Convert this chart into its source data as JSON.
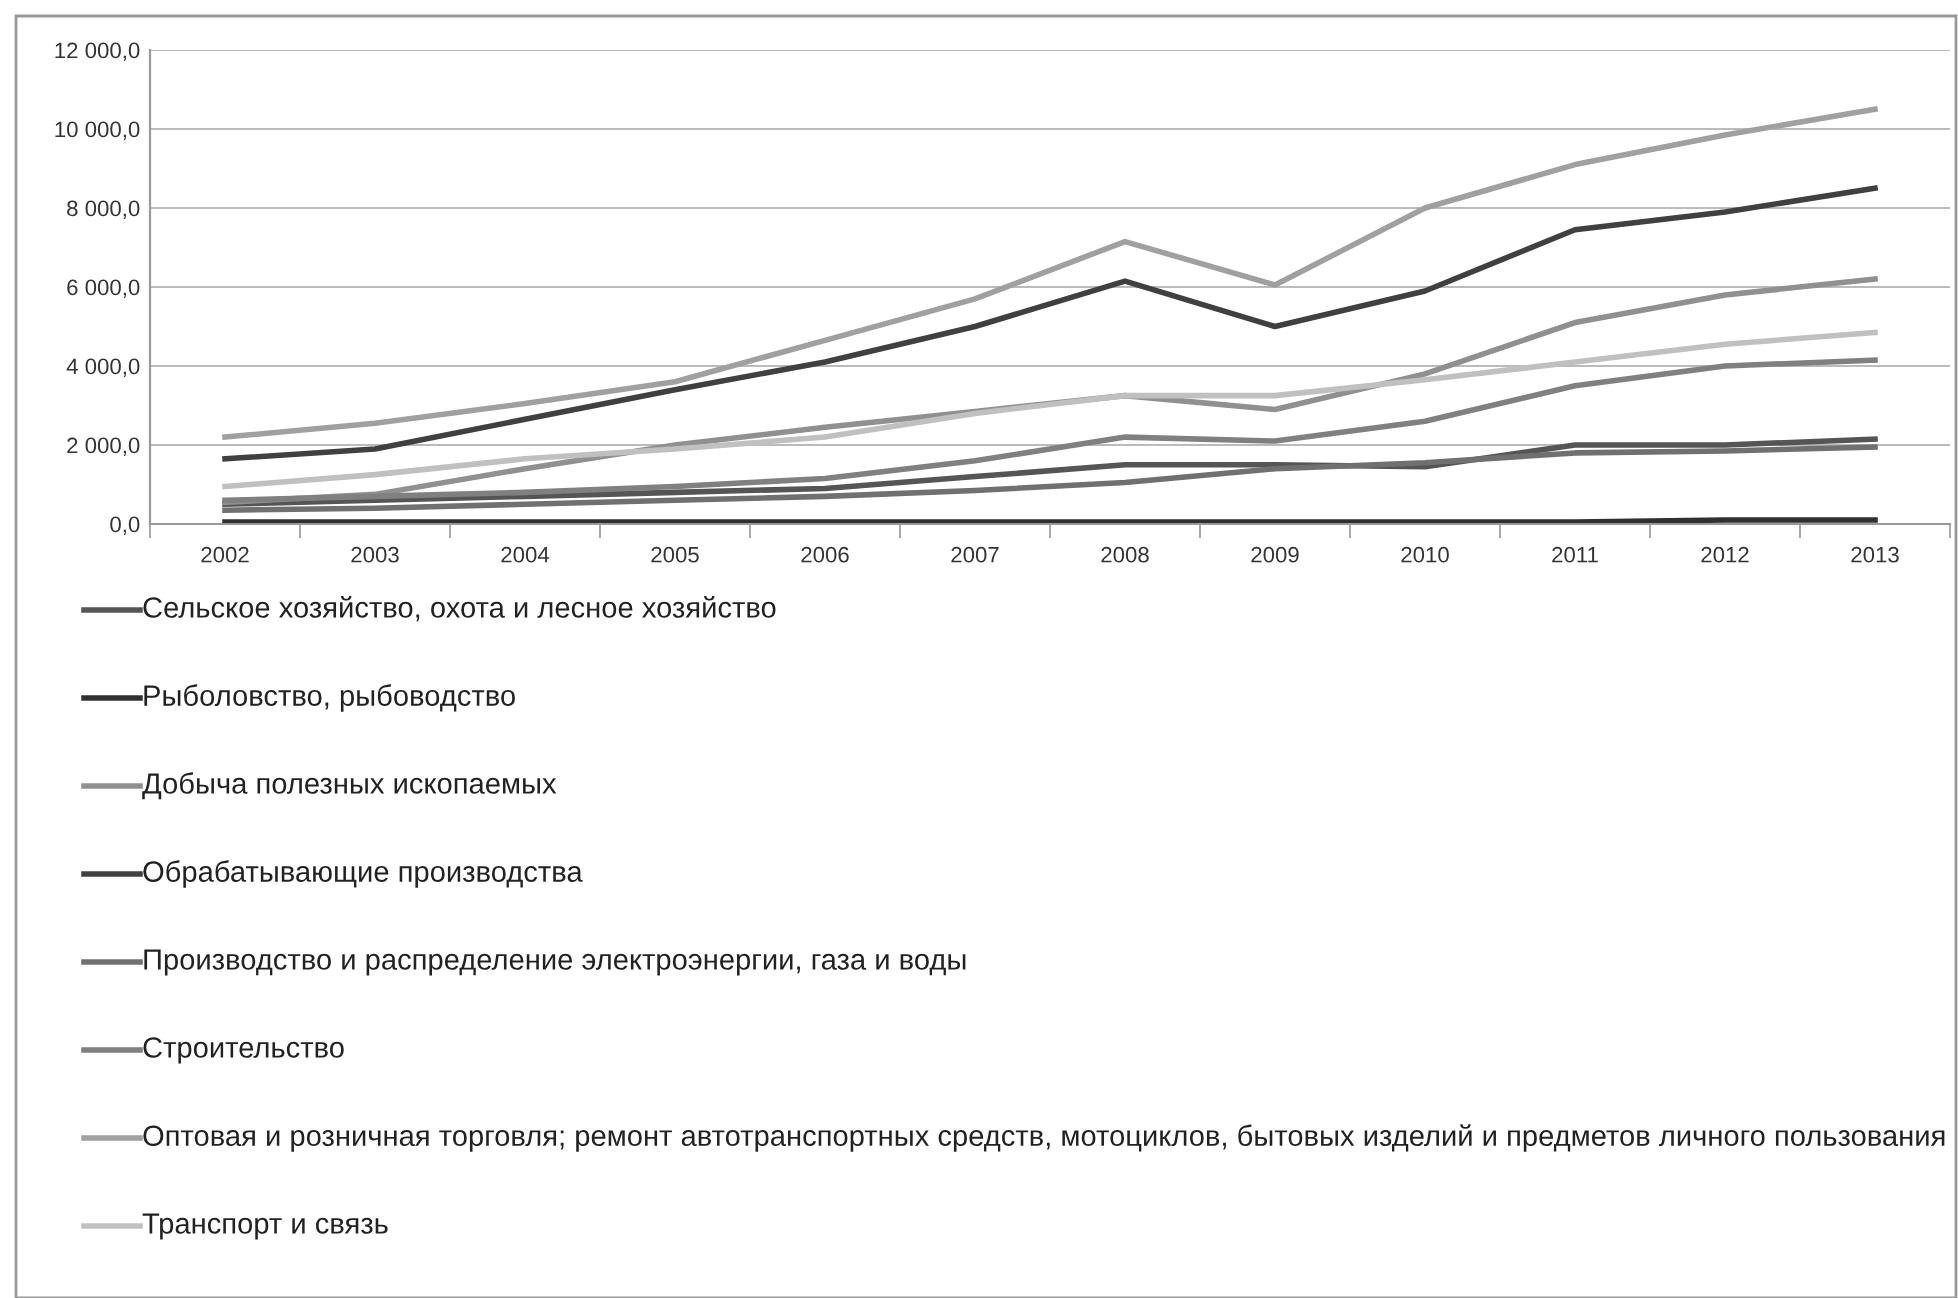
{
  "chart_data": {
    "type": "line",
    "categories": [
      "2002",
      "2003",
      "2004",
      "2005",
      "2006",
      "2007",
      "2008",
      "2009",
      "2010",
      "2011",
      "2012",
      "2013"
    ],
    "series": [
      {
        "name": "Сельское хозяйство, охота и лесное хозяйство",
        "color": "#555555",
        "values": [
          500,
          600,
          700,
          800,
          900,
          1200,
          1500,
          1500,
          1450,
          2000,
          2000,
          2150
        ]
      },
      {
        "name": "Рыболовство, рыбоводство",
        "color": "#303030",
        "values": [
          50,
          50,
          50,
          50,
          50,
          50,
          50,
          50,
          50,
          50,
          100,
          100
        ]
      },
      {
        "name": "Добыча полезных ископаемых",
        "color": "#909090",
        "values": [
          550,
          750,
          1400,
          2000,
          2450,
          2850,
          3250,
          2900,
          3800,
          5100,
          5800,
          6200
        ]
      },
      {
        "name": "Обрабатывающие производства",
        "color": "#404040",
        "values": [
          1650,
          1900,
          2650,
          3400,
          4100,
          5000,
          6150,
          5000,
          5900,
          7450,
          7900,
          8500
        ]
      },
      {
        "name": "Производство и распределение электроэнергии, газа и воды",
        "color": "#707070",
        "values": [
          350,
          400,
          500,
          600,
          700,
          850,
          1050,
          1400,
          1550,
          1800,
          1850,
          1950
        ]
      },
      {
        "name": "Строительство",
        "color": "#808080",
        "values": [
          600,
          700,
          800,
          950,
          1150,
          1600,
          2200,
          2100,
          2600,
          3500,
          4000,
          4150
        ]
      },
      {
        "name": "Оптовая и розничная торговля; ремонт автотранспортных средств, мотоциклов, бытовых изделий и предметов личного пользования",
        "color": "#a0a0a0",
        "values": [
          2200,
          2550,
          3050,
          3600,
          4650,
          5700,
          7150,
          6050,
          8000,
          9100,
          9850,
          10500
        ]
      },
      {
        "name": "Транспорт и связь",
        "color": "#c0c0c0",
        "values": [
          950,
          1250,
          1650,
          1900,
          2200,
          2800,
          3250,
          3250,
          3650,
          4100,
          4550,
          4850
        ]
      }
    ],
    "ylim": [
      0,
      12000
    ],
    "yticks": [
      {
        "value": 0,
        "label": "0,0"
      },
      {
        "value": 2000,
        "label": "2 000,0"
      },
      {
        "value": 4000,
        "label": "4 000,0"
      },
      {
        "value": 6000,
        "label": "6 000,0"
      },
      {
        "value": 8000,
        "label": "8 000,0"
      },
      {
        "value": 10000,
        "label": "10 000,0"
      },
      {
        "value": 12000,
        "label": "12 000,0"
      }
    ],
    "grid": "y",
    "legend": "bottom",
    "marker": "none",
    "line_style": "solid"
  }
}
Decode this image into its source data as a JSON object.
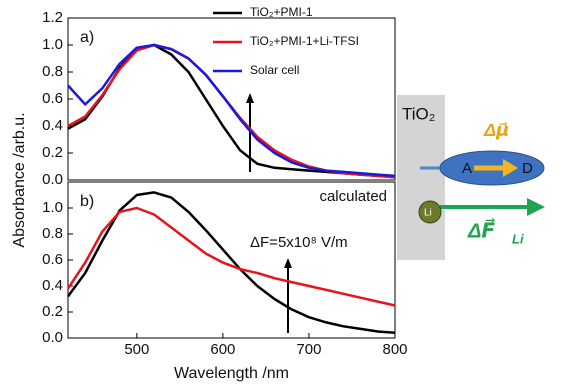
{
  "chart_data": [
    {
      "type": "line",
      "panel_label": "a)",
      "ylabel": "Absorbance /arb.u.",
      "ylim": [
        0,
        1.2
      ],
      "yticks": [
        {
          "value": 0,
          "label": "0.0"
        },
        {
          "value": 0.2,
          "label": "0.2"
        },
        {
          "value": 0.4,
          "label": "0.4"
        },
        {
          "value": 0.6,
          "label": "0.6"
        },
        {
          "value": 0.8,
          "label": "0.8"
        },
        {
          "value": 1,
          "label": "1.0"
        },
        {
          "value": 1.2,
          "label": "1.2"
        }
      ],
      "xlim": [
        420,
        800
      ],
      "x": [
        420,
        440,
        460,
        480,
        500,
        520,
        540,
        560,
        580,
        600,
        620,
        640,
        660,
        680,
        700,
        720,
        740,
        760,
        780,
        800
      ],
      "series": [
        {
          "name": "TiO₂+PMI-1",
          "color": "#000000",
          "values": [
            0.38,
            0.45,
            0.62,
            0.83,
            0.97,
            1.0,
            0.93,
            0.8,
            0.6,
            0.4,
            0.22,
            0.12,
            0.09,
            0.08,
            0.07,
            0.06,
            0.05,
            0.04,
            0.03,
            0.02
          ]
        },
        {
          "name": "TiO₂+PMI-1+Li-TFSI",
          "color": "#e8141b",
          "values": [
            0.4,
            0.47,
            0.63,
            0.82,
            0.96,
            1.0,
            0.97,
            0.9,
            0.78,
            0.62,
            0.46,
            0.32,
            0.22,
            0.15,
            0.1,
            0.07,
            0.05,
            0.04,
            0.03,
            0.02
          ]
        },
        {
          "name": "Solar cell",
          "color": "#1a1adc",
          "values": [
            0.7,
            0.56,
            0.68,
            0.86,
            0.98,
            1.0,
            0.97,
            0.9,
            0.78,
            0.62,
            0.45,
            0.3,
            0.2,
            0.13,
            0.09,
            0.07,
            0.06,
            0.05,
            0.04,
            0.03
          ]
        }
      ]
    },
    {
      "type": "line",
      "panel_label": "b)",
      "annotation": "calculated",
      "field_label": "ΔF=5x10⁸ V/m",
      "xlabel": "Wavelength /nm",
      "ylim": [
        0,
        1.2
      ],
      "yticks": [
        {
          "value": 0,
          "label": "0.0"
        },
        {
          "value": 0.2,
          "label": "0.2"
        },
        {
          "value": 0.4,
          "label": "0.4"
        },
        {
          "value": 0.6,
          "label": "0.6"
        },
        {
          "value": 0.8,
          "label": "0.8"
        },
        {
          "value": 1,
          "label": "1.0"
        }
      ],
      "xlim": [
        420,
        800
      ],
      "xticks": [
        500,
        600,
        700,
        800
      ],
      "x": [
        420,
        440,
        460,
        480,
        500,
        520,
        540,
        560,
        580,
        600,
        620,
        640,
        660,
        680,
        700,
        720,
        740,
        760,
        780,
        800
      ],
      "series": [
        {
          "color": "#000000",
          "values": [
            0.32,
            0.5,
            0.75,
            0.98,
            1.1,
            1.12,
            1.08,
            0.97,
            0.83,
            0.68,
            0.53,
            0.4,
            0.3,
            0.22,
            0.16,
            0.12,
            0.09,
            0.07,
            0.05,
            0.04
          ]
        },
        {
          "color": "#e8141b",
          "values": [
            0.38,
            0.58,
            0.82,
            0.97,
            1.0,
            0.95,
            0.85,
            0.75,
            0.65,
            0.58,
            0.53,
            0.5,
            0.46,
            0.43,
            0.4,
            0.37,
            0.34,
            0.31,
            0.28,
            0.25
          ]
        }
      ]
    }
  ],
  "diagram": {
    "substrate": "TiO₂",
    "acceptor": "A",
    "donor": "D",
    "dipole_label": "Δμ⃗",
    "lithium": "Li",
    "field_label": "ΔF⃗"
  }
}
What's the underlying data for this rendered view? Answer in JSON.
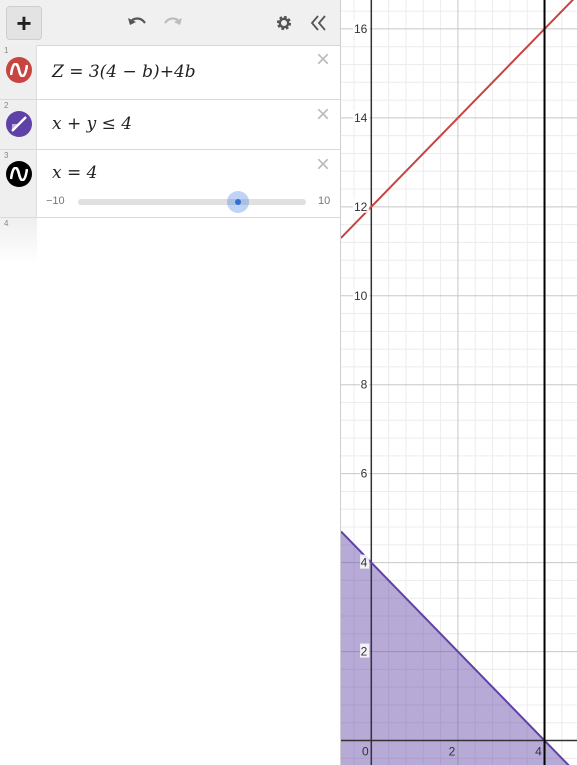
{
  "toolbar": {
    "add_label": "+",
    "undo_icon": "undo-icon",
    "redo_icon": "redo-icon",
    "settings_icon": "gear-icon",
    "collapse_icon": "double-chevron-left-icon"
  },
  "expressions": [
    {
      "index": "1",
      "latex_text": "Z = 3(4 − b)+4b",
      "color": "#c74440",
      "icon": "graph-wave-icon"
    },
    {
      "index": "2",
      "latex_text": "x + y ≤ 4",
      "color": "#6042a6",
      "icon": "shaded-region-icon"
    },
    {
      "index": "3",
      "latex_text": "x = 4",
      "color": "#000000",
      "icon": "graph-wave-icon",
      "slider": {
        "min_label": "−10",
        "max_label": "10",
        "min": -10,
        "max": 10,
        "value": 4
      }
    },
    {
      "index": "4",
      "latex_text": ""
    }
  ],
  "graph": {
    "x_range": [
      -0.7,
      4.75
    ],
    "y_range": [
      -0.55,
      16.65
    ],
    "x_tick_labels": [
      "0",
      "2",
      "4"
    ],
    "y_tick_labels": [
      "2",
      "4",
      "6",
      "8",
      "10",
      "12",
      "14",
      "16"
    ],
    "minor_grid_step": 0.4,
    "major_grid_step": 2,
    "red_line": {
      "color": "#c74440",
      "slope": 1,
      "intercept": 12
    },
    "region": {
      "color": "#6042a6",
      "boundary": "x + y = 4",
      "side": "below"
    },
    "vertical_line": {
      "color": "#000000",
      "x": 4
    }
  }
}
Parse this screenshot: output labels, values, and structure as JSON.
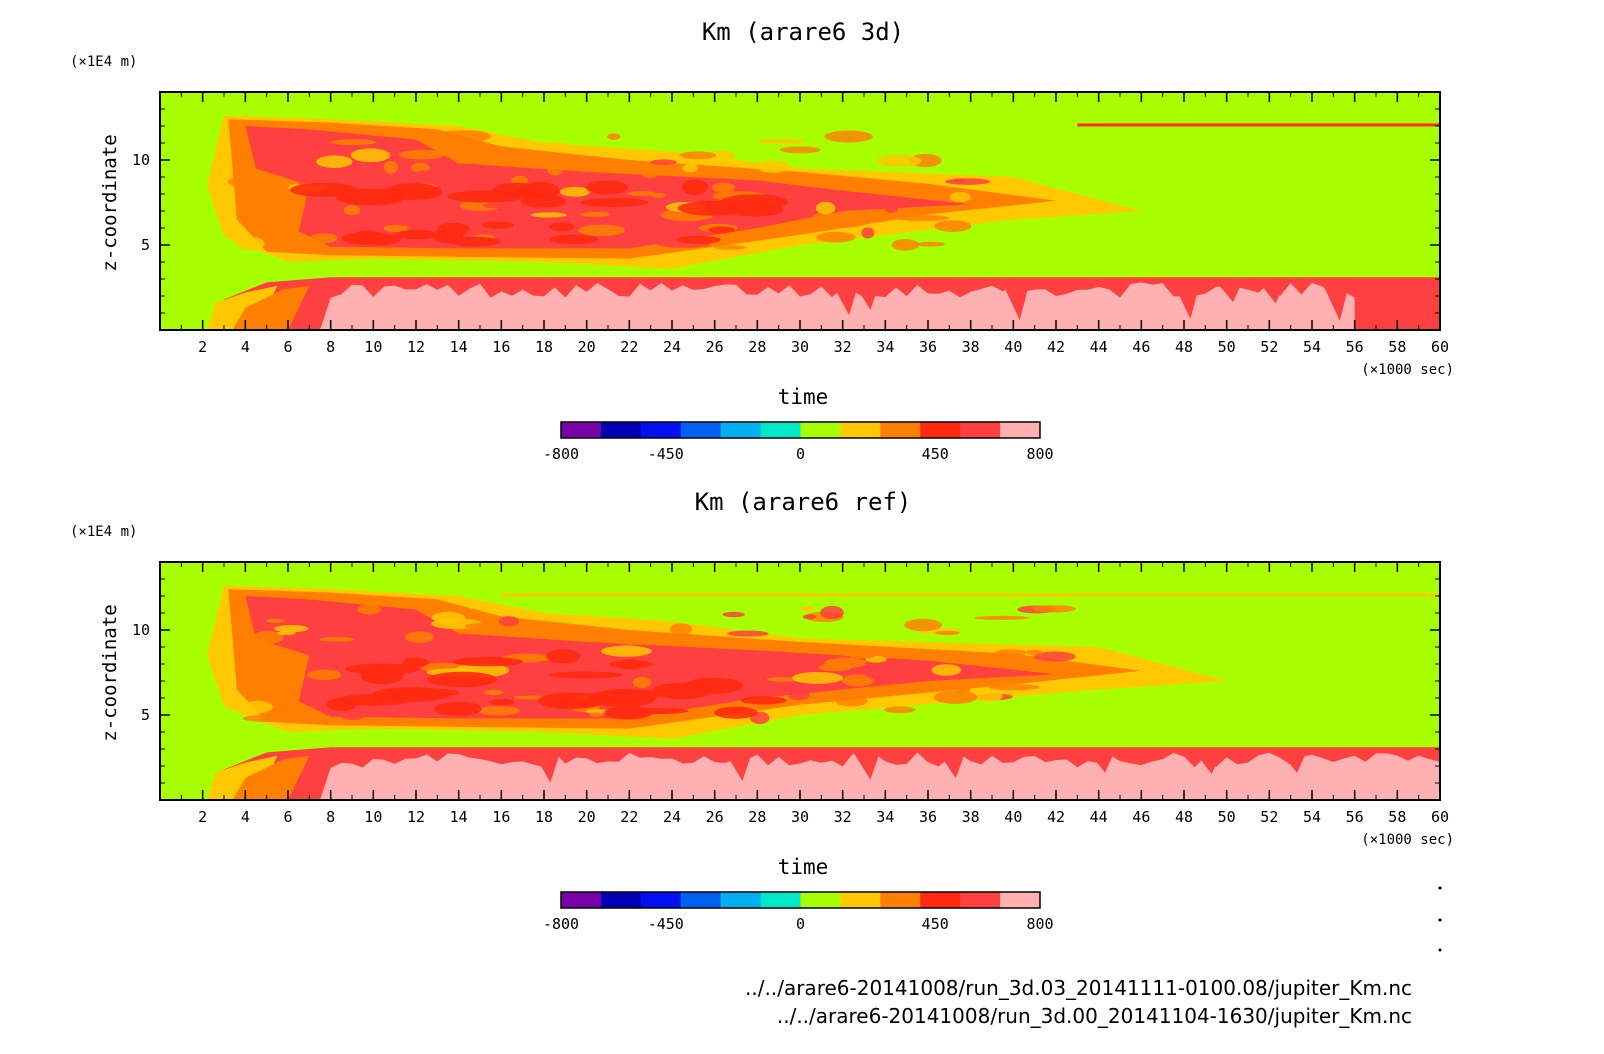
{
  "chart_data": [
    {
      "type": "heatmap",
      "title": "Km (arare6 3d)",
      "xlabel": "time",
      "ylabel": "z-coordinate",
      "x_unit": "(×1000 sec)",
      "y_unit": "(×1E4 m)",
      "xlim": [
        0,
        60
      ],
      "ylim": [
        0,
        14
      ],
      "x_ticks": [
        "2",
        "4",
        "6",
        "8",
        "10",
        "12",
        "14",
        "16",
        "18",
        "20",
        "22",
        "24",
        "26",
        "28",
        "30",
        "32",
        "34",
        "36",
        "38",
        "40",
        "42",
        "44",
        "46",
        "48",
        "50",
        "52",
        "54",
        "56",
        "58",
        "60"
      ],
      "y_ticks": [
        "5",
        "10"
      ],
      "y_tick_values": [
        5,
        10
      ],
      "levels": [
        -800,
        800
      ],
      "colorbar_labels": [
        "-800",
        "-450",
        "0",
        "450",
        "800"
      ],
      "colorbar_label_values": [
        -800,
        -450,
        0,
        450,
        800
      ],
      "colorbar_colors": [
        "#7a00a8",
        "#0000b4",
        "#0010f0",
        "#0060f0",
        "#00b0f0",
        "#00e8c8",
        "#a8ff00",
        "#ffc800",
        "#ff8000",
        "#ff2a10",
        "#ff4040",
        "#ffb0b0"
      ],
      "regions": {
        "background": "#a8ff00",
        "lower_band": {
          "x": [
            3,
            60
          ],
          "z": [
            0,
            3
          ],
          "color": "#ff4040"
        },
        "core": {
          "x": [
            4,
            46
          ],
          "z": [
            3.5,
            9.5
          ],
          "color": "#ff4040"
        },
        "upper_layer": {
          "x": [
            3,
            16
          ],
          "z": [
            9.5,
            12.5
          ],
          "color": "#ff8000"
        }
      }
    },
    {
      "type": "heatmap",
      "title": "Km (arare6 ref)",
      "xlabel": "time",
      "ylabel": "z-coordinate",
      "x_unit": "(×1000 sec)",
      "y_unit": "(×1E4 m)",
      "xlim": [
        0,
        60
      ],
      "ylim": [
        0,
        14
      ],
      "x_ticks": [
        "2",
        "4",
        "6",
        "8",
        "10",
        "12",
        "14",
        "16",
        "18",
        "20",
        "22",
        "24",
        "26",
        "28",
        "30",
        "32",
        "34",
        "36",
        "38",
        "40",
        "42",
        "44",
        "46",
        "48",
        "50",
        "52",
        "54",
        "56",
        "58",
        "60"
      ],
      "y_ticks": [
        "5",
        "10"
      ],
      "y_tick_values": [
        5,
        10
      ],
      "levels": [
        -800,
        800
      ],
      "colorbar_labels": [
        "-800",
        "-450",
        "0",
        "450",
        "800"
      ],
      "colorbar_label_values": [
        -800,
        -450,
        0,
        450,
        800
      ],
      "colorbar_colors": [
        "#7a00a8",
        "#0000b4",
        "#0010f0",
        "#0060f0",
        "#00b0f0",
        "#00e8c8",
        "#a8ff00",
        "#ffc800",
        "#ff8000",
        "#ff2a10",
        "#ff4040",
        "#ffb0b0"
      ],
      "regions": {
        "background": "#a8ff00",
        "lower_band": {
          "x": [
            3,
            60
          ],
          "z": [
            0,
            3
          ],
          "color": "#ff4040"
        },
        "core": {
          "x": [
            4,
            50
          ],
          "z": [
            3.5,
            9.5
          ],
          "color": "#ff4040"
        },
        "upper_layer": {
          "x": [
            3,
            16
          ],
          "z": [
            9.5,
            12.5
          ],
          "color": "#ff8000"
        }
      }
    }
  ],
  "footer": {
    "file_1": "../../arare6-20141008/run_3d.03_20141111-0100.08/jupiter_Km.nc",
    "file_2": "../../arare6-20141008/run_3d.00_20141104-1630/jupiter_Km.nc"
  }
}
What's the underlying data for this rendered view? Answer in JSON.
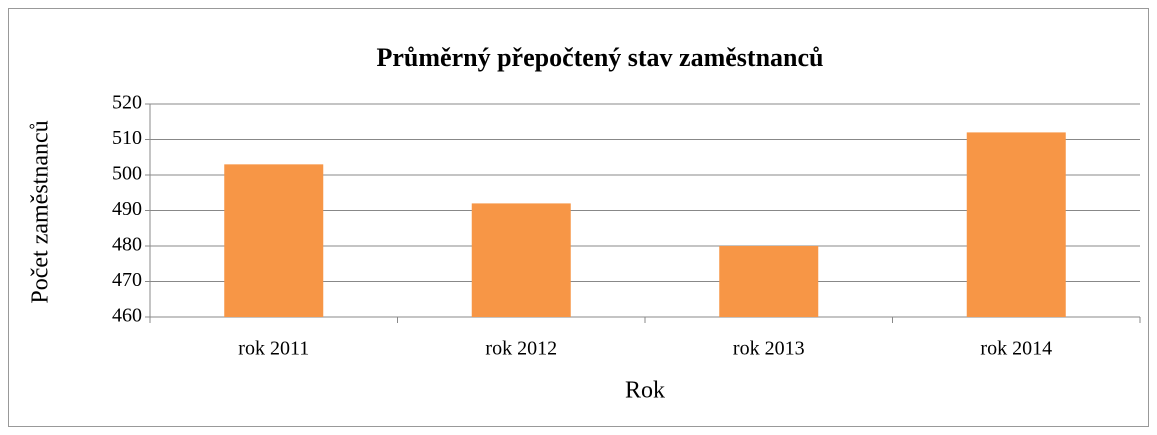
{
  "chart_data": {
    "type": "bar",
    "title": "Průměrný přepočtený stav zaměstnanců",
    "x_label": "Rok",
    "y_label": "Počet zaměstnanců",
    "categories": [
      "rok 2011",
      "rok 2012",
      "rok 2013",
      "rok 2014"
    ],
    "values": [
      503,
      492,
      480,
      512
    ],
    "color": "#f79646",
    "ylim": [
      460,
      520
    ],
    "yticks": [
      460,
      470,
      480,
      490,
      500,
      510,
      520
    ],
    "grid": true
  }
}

• **WHAT IS EXPECTED**: Scan the material line by line and report each one that contains "icon".

• **EXERCISE ANSWER**:
    "undo_icon": "undo-icon",
    "redo_icon": "redo-icon",
    "settings_icon": "gear-icon",
    "collapse_icon": "double-chevron-left-icon"
      "icon": "graph-wave-icon"
      "icon": "shaded-region-icon"
      "icon": "graph-wave-icon",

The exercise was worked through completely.